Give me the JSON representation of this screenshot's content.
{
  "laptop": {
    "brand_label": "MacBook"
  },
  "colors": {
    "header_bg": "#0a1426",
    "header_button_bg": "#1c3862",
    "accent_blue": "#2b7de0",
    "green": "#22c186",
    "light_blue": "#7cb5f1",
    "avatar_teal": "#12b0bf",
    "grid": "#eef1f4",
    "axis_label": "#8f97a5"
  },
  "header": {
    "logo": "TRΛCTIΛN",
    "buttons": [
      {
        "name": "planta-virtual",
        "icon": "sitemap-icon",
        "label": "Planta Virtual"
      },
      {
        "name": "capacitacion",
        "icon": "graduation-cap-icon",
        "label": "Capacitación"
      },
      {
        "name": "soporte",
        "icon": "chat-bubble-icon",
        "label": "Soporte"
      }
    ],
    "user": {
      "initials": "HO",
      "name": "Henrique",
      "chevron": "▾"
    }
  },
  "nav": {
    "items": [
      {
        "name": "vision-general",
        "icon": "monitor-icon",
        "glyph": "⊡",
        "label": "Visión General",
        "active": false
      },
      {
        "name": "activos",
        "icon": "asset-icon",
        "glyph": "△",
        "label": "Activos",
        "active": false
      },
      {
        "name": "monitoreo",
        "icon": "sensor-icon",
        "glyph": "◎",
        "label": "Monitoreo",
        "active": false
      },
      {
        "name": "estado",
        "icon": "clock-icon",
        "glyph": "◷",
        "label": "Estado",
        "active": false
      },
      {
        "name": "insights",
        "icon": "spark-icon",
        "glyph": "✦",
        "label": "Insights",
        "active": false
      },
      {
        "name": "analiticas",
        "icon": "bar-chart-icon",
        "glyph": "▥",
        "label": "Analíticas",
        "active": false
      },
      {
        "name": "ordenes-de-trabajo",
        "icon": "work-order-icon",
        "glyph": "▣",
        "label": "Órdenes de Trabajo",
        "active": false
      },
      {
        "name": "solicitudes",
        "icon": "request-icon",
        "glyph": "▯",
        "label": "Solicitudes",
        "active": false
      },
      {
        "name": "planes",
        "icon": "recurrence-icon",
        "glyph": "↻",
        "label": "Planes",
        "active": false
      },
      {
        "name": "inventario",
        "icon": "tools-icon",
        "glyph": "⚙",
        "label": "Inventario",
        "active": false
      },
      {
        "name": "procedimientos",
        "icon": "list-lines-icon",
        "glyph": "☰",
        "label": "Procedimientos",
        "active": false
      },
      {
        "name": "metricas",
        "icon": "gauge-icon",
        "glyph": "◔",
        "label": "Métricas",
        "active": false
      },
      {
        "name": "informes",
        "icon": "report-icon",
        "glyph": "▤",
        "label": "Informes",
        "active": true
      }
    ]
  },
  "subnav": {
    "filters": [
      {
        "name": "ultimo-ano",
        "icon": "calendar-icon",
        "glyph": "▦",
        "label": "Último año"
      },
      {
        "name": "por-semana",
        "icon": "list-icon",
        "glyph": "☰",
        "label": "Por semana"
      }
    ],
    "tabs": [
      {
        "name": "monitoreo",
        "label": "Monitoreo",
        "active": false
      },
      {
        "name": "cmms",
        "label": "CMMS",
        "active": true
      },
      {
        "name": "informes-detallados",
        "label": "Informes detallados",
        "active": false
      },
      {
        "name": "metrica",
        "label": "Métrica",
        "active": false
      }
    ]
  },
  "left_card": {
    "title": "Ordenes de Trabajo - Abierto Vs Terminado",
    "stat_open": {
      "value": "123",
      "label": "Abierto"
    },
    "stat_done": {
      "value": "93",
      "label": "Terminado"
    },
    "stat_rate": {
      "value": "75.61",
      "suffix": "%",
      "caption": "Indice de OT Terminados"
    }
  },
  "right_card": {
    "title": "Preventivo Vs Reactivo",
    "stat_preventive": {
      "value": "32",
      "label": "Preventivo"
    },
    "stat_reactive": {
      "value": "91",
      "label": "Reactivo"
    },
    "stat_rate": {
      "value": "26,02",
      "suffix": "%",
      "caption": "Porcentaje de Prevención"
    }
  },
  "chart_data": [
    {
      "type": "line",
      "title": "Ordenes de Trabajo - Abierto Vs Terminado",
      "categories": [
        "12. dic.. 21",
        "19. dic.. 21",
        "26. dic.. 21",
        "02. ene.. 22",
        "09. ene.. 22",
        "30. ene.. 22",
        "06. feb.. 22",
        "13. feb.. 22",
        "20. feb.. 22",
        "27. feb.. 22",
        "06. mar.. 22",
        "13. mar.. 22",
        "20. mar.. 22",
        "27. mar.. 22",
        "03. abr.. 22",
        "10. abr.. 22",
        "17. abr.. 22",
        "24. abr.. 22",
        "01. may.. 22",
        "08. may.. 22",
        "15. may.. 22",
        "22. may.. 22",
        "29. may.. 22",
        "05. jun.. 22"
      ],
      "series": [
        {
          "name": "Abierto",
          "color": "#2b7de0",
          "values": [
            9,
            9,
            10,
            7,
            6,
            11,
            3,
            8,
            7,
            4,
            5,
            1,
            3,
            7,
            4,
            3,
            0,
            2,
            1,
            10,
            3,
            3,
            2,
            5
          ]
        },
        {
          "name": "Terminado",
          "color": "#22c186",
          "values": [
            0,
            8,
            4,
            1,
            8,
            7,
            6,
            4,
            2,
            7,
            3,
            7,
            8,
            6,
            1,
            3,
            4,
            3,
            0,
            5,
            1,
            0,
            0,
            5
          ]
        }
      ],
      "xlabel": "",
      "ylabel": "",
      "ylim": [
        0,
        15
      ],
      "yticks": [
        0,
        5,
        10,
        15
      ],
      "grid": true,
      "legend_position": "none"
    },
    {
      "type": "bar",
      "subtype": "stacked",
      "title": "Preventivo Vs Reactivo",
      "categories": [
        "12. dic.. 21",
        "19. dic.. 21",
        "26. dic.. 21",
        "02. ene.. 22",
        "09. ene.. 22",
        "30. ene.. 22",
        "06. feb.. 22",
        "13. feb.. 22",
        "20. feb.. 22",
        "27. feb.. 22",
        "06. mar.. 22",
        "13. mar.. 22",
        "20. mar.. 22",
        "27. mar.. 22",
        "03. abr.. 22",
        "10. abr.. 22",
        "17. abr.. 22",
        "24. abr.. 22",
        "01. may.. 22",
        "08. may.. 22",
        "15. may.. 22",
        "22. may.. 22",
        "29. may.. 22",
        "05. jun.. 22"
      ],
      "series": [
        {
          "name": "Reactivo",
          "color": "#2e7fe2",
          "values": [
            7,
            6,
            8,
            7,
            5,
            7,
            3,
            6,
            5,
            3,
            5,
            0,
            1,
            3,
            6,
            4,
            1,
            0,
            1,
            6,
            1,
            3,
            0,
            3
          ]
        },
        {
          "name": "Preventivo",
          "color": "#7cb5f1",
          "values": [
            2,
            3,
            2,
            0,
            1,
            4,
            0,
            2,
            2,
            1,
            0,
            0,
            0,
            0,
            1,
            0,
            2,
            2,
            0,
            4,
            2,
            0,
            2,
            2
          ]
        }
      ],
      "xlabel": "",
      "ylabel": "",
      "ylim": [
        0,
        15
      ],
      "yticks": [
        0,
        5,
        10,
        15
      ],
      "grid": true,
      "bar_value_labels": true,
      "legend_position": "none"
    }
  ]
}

○ ○ ○ ○ ○ ○ ○

Which lines hold the word "caption"? Copy all of them.

Correct response
      "caption": "Indice de OT Terminados"
      "caption": "Porcentaje de Prevención"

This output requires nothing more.